** START Record excerpts **
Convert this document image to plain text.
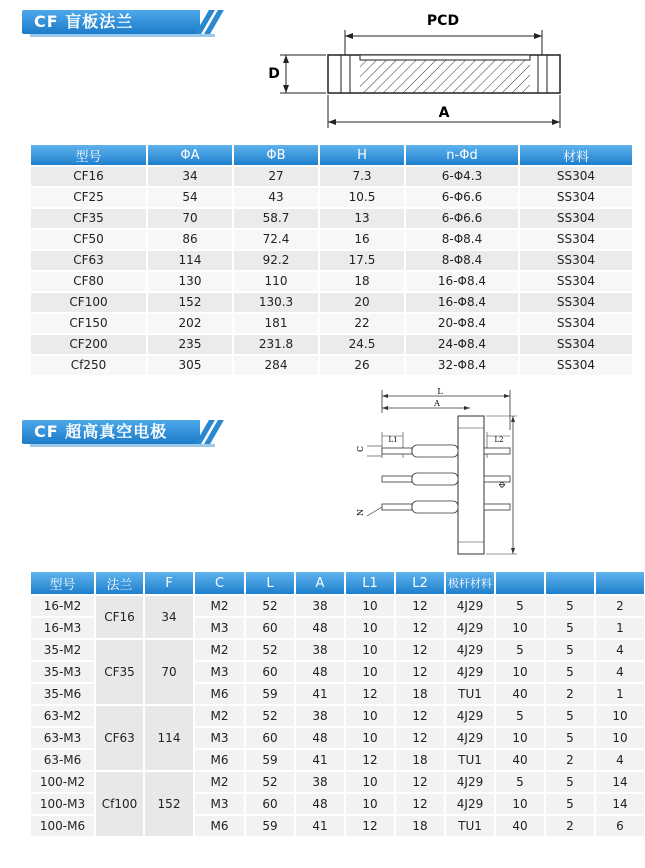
CF 盲板法兰	PCD
D
A
型号	ΦA	ΦB	H	n-Φd	材料
CF16	34	27	7.3	6-Φ4.3	SS304
CF25	54	43	10.5	6-Φ6.6	SS304
CF35	70	58.7	13	6-Φ6.6	SS304
CF50	86	72.4	16	8-Φ8.4	SS304
CF63	114	92.2	17.5	8-Φ8.4	SS304
CF80	130	110	18	16-Φ8.4	SS304
CF100	152	130.3	20	16-Φ8.4	SS304
CF150	202	181	22	20-Φ8.4	SS304
CF200	235	231.8	24.5	24-Φ8.4	SS304
Cf250	305	284	26	32-Φ8.4	SS304
CF 超高真空电极
L
A
L1	L2
C
N
型号	法兰	F	C	L	A	L1	L2	极杆材料			
16-M2	CF16	34	M2	52	38	10	12	4J29	5	5	2
16-M3			M3	60	48	10	12	4J29	10	5	1
35-M2	CF35	70	M2	52	38	10	12	4J29	5	5	4
35-M3			M3	60	48	10	12	4J29	10	5	4
35-M6			M6	59	41	12	18	TU1	40	2	1
63-M2	CF63	114	M2	52	38	10	12	4J29	5	5	10
63-M3			M3	60	48	10	12	4J29	10	5	10
63-M6			M6	59	41	12	18	TU1	40	2	4
100-M2	Cf100	152	M2	52	38	10	12	4J29	5	5	14
100-M3			M3	60	48	10	12	4J29	10	5	14
100-M6			M6	59	41	12	18	TU1	40	2	6
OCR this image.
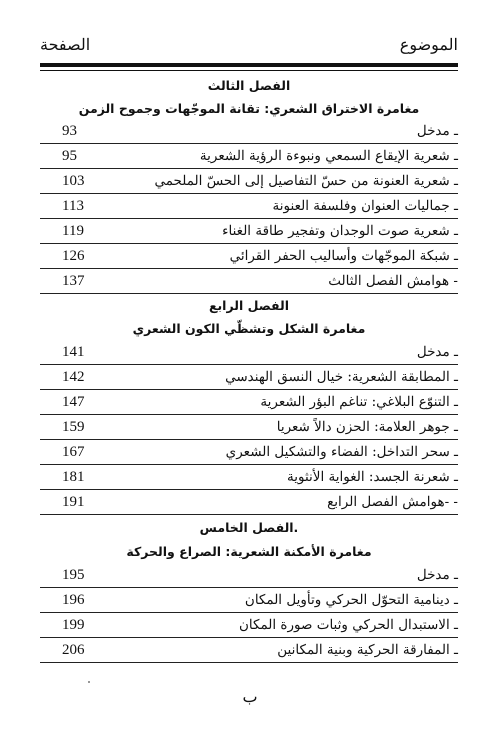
الموضوع
الصفحة
الفصل الثالث
مغامرة الاختراق الشعري: تقانة الموجّهات وجموح الزمن
ـ مدخل
93
ـ شعرية الإيقاع السمعي ونبوءة الرؤية الشعرية
95
ـ شعرية العنونة من حسّ التفاصيل إلى الحسّ الملحمي
103
ـ جماليات العنوان وفلسفة العنونة
113
ـ شعرية صوت الوجدان وتفجير طاقة الغناء
119
ـ شبكة الموجّهات وأساليب الحفر القرائي
126
- هوامش الفصل الثالث
137
الفصل الرابع
مغامرة الشكل وتشظّي الكون الشعري
ـ مدخل
141
ـ المطابقة الشعرية: خيال النسق الهندسي
142
ـ التنوّع البلاغي: تناغم البؤر الشعرية
147
ـ جوهر العلامة: الحزن دالاً شعريا
159
ـ سحر التداخل: الفضاء والتشكيل الشعري
167
ـ شعرنة الجسد: الغواية الأنثوية
181
- -هوامش الفصل الرابع
191
.الفصل الخامس
مغامرة الأمكنة الشعرية: الصراع والحركة
ـ مدخل
195
ـ دينامية التحوّل الحركي وتأويل المكان
196
ـ الاستبدال الحركي وثبات صورة المكان
199
ـ المفارقة الحركية وبنية المكانين
206
ب
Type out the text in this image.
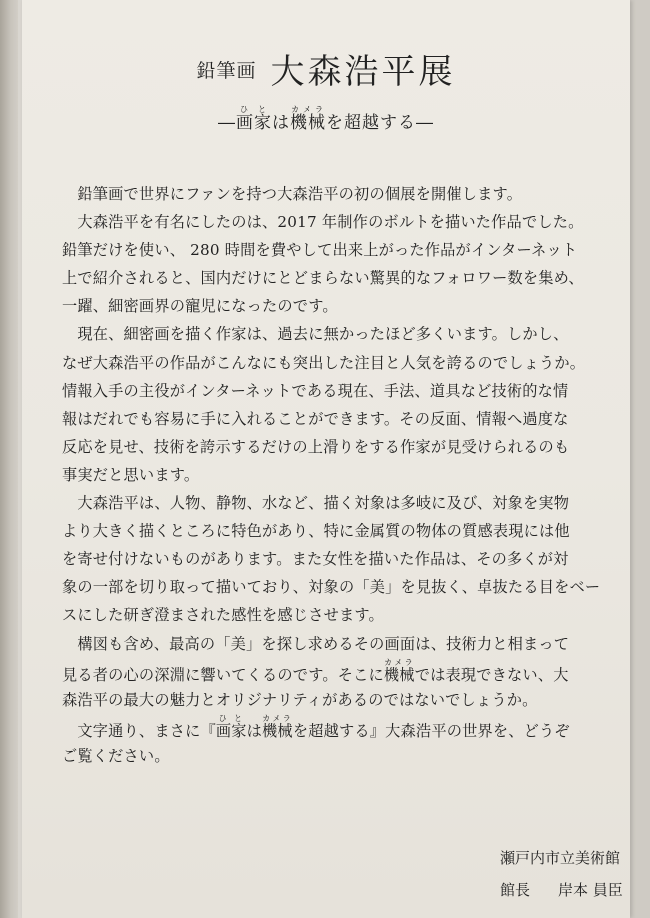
鉛筆画 大森浩平展
―画家ひとは機械カメラを超越する―
　鉛筆画で世界にファンを持つ大森浩平の初の個展を開催します。
　大森浩平を有名にしたのは、2017 年制作のボルトを描いた作品でした。
鉛筆だけを使い、 280 時間を費やして出来上がった作品がインターネット
上で紹介されると、国内だけにとどまらない驚異的なフォロワー数を集め、
一躍、細密画界の寵児になったのです。
　現在、細密画を描く作家は、過去に無かったほど多くいます。しかし、
なぜ大森浩平の作品がこんなにも突出した注目と人気を誇るのでしょうか。
情報入手の主役がインターネットである現在、手法、道具など技術的な情
報はだれでも容易に手に入れることができます。その反面、情報へ過度な
反応を見せ、技術を誇示するだけの上滑りをする作家が見受けられるのも
事実だと思います。
　大森浩平は、人物、静物、水など、描く対象は多岐に及び、対象を実物
より大きく描くところに特色があり、特に金属質の物体の質感表現には他
を寄せ付けないものがあります。また女性を描いた作品は、その多くが対
象の一部を切り取って描いており、対象の「美」を見抜く、卓抜たる目をベー
スにした研ぎ澄まされた感性を感じさせます。
　構図も含め、最高の「美」を探し求めるその画面は、技術力と相まって
見る者の心の深淵に響いてくるのです。そこに機械カメラでは表現できない、大
森浩平の最大の魅力とオリジナリティがあるのではないでしょうか。
　文字通り、まさに『画家ひとは機械カメラを超越する』大森浩平の世界を、どうぞ
ご覧ください。
瀬戸内市立美術館
館長 岸本 員臣
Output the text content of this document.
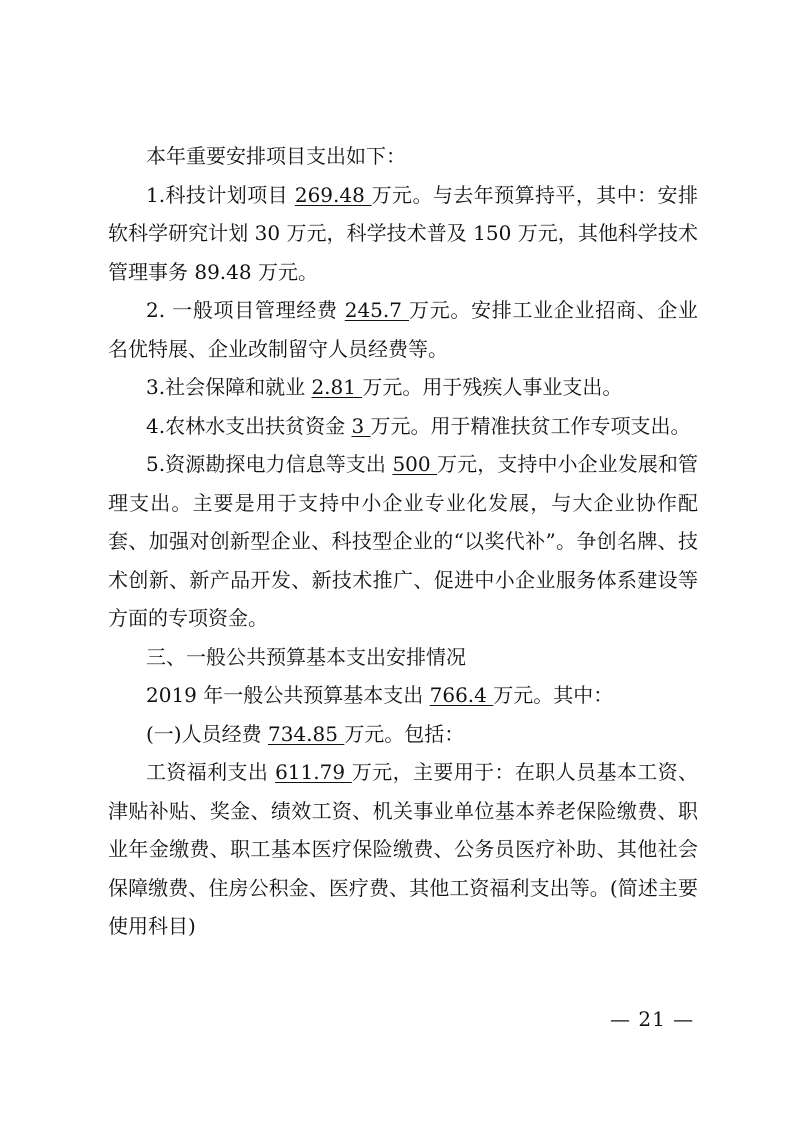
本年重要安排项目支出如下：

1.科技计划项目 269.48 万元。与去年预算持平，其中：安排软科学研究计划 30 万元，科学技术普及 150 万元，其他科学技术管理事务 89.48 万元。

2. 一般项目管理经费 245.7 万元。安排工业企业招商、企业名优特展、企业改制留守人员经费等。

3.社会保障和就业 2.81 万元。用于残疾人事业支出。

4.农林水支出扶贫资金 3 万元。用于精准扶贫工作专项支出。

5.资源勘探电力信息等支出 500 万元，支持中小企业发展和管理支出。主要是用于支持中小企业专业化发展，与大企业协作配套、加强对创新型企业、科技型企业的“以奖代补”。争创名牌、技术创新、新产品开发、新技术推广、促进中小企业服务体系建设等方面的专项资金。

三、一般公共预算基本支出安排情况

2019 年一般公共预算基本支出 766.4 万元。其中：

(一)人员经费 734.85 万元。包括：

工资福利支出 611.79 万元，主要用于：在职人员基本工资、津贴补贴、奖金、绩效工资、机关事业单位基本养老保险缴费、职业年金缴费、职工基本医疗保险缴费、公务员医疗补助、其他社会保障缴费、住房公积金、医疗费、其他工资福利支出等。(简述主要使用科目)

— 21 —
** END Record excerpts **
Goal
Without the pictures, write out every entry precisely as it appears.

Correct answer
Convert this document image to plain text.
CF 盲板法兰	PCD
D
A
型号	ΦA	ΦB	H	n-Φd	材料
CF16	34	27	7.3	6-Φ4.3	SS304
CF25	54	43	10.5	6-Φ6.6	SS304
CF35	70	58.7	13	6-Φ6.6	SS304
CF50	86	72.4	16	8-Φ8.4	SS304
CF63	114	92.2	17.5	8-Φ8.4	SS304
CF80	130	110	18	16-Φ8.4	SS304
CF100	152	130.3	20	16-Φ8.4	SS304
CF150	202	181	22	20-Φ8.4	SS304
CF200	235	231.8	24.5	24-Φ8.4	SS304
Cf250	305	284	26	32-Φ8.4	SS304
CF 超高真空电极
L
A
L1	L2
C
N
型号	法兰	F	C	L	A	L1	L2	极杆材料			
16-M2	CF16	34	M2	52	38	10	12	4J29	5	5	2
16-M3			M3	60	48	10	12	4J29	10	5	1
35-M2	CF35	70	M2	52	38	10	12	4J29	5	5	4
35-M3			M3	60	48	10	12	4J29	10	5	4
35-M6			M6	59	41	12	18	TU1	40	2	1
63-M2	CF63	114	M2	52	38	10	12	4J29	5	5	10
63-M3			M3	60	48	10	12	4J29	10	5	10
63-M6			M6	59	41	12	18	TU1	40	2	4
100-M2	Cf100	152	M2	52	38	10	12	4J29	5	5	14
100-M3			M3	60	48	10	12	4J29	10	5	14
100-M6			M6	59	41	12	18	TU1	40	2	6
OCR this image.
الموضوع
الصفحة
الفصل الثالث
مغامرة الاختراق الشعري: تقانة الموجّهات وجموح الزمن
ـ مدخل
93
ـ شعرية الإيقاع السمعي ونبوءة الرؤية الشعرية
95
ـ شعرية العنونة من حسّ التفاصيل إلى الحسّ الملحمي
103
ـ جماليات العنوان وفلسفة العنونة
113
ـ شعرية صوت الوجدان وتفجير طاقة الغناء
119
ـ شبكة الموجّهات وأساليب الحفر القرائي
126
- هوامش الفصل الثالث
137
الفصل الرابع
مغامرة الشكل وتشظّي الكون الشعري
ـ مدخل
141
ـ المطابقة الشعرية: خيال النسق الهندسي
142
ـ التنوّع البلاغي: تناغم البؤر الشعرية
147
ـ جوهر العلامة: الحزن دالاً شعريا
159
ـ سحر التداخل: الفضاء والتشكيل الشعري
167
ـ شعرنة الجسد: الغواية الأنثوية
181
- -هوامش الفصل الرابع
191
.الفصل الخامس
مغامرة الأمكنة الشعرية: الصراع والحركة
ـ مدخل
195
ـ دينامية التحوّل الحركي وتأويل المكان
196
ـ الاستبدال الحركي وثبات صورة المكان
199
ـ المفارقة الحركية وبنية المكانين
206
ب
Type out the text in this image.
鉛筆画 大森浩平展
―画家ひとは機械カメラを超越する―
　鉛筆画で世界にファンを持つ大森浩平の初の個展を開催します。
　大森浩平を有名にしたのは、2017 年制作のボルトを描いた作品でした。
鉛筆だけを使い、 280 時間を費やして出来上がった作品がインターネット
上で紹介されると、国内だけにとどまらない驚異的なフォロワー数を集め、
一躍、細密画界の寵児になったのです。
　現在、細密画を描く作家は、過去に無かったほど多くいます。しかし、
なぜ大森浩平の作品がこんなにも突出した注目と人気を誇るのでしょうか。
情報入手の主役がインターネットである現在、手法、道具など技術的な情
報はだれでも容易に手に入れることができます。その反面、情報へ過度な
反応を見せ、技術を誇示するだけの上滑りをする作家が見受けられるのも
事実だと思います。
　大森浩平は、人物、静物、水など、描く対象は多岐に及び、対象を実物
より大きく描くところに特色があり、特に金属質の物体の質感表現には他
を寄せ付けないものがあります。また女性を描いた作品は、その多くが対
象の一部を切り取って描いており、対象の「美」を見抜く、卓抜たる目をベー
スにした研ぎ澄まされた感性を感じさせます。
　構図も含め、最高の「美」を探し求めるその画面は、技術力と相まって
見る者の心の深淵に響いてくるのです。そこに機械カメラでは表現できない、大
森浩平の最大の魅力とオリジナリティがあるのではないでしょうか。
　文字通り、まさに『画家ひとは機械カメラを超越する』大森浩平の世界を、どうぞ
ご覧ください。
瀬戸内市立美術館
館長 岸本 員臣
Output the text content of this document.
本年重要安排项目支出如下：

1.科技计划项目 269.48 万元。与去年预算持平，其中：安排软科学研究计划 30 万元，科学技术普及 150 万元，其他科学技术管理事务 89.48 万元。

2. 一般项目管理经费 245.7 万元。安排工业企业招商、企业名优特展、企业改制留守人员经费等。

3.社会保障和就业 2.81 万元。用于残疾人事业支出。

4.农林水支出扶贫资金 3 万元。用于精准扶贫工作专项支出。

5.资源勘探电力信息等支出 500 万元，支持中小企业发展和管理支出。主要是用于支持中小企业专业化发展，与大企业协作配套、加强对创新型企业、科技型企业的“以奖代补”。争创名牌、技术创新、新产品开发、新技术推广、促进中小企业服务体系建设等方面的专项资金。

三、一般公共预算基本支出安排情况

2019 年一般公共预算基本支出 766.4 万元。其中：

(一)人员经费 734.85 万元。包括：

工资福利支出 611.79 万元，主要用于：在职人员基本工资、津贴补贴、奖金、绩效工资、机关事业单位基本养老保险缴费、职业年金缴费、职工基本医疗保险缴费、公务员医疗补助、其他社会保障缴费、住房公积金、医疗费、其他工资福利支出等。(简述主要使用科目)

— 21 —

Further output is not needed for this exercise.